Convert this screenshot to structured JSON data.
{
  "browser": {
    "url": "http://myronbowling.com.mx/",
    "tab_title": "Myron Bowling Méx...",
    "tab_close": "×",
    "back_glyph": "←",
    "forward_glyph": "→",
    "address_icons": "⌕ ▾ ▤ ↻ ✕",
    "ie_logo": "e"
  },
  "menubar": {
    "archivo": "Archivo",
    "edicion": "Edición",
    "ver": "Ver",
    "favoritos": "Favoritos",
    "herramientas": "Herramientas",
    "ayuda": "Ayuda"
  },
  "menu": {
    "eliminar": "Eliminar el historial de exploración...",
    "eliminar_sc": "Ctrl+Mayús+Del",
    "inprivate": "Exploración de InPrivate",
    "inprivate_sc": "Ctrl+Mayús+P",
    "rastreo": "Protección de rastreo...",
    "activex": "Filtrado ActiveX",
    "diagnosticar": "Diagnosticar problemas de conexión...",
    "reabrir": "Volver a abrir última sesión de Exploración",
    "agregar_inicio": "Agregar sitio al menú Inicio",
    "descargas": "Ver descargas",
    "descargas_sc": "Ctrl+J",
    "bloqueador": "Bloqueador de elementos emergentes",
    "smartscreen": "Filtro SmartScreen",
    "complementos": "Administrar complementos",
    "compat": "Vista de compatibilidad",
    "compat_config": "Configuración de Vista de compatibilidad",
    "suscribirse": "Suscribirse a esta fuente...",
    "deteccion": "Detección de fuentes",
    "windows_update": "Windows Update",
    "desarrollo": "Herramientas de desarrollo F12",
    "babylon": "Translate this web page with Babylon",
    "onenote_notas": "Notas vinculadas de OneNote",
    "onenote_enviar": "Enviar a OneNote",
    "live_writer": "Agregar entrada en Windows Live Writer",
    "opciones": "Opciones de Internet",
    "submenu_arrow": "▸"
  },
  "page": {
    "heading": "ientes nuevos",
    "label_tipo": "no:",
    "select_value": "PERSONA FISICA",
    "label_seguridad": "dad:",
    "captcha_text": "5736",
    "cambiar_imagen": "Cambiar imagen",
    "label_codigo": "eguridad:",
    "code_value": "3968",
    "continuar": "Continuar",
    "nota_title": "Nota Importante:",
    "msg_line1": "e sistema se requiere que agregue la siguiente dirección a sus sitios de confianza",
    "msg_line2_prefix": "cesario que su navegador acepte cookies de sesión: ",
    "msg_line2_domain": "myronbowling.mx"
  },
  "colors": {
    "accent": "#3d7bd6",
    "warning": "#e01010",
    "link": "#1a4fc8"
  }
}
-------------------------
__TO BE DONE__. Copy, from the material above, each line in which the string "Vista" occurs.

__TASK ANSWER__.
    "compat": "Vista de compatibilidad",
    "compat_config": "Configuración de Vista de compatibilidad",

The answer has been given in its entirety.